▶ [Work order] Line by line, output the data that follows exactly as written.

▶ [Source records]
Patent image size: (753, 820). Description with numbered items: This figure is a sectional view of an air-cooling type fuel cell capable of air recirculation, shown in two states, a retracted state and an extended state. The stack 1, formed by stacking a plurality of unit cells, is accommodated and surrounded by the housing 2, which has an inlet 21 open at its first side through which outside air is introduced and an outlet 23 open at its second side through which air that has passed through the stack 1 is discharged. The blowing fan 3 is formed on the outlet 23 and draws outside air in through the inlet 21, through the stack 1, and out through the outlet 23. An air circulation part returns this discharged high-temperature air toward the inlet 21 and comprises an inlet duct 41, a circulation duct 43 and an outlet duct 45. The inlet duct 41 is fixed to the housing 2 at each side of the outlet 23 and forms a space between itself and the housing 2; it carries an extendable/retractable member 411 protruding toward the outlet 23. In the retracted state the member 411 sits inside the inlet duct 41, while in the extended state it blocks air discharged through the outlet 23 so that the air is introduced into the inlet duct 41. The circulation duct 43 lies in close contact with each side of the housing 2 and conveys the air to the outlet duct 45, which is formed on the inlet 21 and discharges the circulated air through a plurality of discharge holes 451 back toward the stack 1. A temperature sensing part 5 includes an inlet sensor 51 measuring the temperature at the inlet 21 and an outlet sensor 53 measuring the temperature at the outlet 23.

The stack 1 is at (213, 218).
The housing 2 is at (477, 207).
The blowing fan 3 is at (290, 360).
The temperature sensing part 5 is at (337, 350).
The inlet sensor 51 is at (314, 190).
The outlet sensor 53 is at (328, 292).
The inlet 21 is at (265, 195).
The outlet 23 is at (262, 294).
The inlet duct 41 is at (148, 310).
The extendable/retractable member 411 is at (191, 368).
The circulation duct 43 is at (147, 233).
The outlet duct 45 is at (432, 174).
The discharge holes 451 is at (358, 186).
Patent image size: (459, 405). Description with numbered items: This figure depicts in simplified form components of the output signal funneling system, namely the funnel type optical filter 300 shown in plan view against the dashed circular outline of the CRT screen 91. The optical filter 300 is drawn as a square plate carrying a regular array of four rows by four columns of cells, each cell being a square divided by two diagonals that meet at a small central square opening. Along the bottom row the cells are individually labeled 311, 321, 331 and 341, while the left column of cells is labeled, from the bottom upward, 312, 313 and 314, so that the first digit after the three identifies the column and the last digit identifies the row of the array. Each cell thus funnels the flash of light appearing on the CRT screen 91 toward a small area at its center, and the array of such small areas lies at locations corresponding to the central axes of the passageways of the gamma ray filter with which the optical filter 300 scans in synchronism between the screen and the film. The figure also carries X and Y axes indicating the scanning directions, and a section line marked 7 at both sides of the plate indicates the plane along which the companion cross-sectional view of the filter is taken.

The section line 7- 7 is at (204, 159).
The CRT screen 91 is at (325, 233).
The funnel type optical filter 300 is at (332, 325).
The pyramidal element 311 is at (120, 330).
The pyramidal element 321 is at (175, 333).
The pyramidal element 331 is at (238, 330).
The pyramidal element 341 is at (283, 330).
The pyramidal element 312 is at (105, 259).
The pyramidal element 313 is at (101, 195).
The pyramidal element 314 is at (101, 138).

▶ [Answer box]
Patent image size: (753, 820). Description with numbered items: This figure is a sectional view of an air-cooling type fuel cell capable of air recirculation, shown in two states, a retracted state and an extended state. The stack 1, formed by stacking a plurality of unit cells, is accommodated and surrounded by the housing 2, which has an inlet 21 open at its first side through which outside air is introduced and an outlet 23 open at its second side through which air that has passed through the stack 1 is discharged. The blowing fan 3 is formed on the outlet 23 and draws outside air in through the inlet 21, through the stack 1, and out through the outlet 23. An air circulation part returns this discharged high-temperature air toward the inlet 21 and comprises an inlet duct 41, a circulation duct 43 and an outlet duct 45. The inlet duct 41 is fixed to the housing 2 at each side of the outlet 23 and forms a space between itself and the housing 2; it carries an extendable/retractable member 411 protruding toward the outlet 23. In the retracted state the member 411 sits inside the inlet duct 41, while in the extended state it blocks air discharged through the outlet 23 so that the air is introduced into the inlet duct 41. The circulation duct 43 lies in close contact with each side of the housing 2 and conveys the air to the outlet duct 45, which is formed on the inlet 21 and discharges the circulated air through a plurality of discharge holes 451 back toward the stack 1. A temperature sensing part 5 includes an inlet sensor 51 measuring the temperature at the inlet 21 and an outlet sensor 53 measuring the temperature at the outlet 23.

The stack 1 is at (213, 218).
The housing 2 is at (477, 207).
The blowing fan 3 is at (290, 360).
The temperature sensing part 5 is at (337, 350).
The inlet sensor 51 is at (314, 190).
The outlet sensor 53 is at (328, 292).
The inlet 21 is at (265, 195).
The outlet 23 is at (262, 294).
The inlet duct 41 is at (148, 310).
The extendable/retractable member 411 is at (191, 368).
The circulation duct 43 is at (147, 233).
The outlet duct 45 is at (432, 174).
The discharge holes 451 is at (358, 186).
Patent image size: (459, 405). Description with numbered items: This figure depicts in simplified form components of the output signal funneling system, namely the funnel type optical filter 300 shown in plan view against the dashed circular outline of the CRT screen 91. The optical filter 300 is drawn as a square plate carrying a regular array of four rows by four columns of cells, each cell being a square divided by two diagonals that meet at a small central square opening. Along the bottom row the cells are individually labeled 311, 321, 331 and 341, while the left column of cells is labeled, from the bottom upward, 312, 313 and 314, so that the first digit after the three identifies the column and the last digit identifies the row of the array. Each cell thus funnels the flash of light appearing on the CRT screen 91 toward a small area at its center, and the array of such small areas lies at locations corresponding to the central axes of the passageways of the gamma ray filter with which the optical filter 300 scans in synchronism between the screen and the film. The figure also carries X and Y axes indicating the scanning directions, and a section line marked 7 at both sides of the plate indicates the plane along which the companion cross-sectional view of the filter is taken.

The section line 7- 7 is at (204, 159).
The CRT screen 91 is at (325, 233).
The funnel type optical filter 300 is at (332, 325).
The pyramidal element 311 is at (120, 330).
The pyramidal element 321 is at (175, 333).
The pyramidal element 331 is at (238, 330).
The pyramidal element 341 is at (283, 330).
The pyramidal element 312 is at (105, 259).
The pyramidal element 313 is at (101, 195).
The pyramidal element 314 is at (101, 138).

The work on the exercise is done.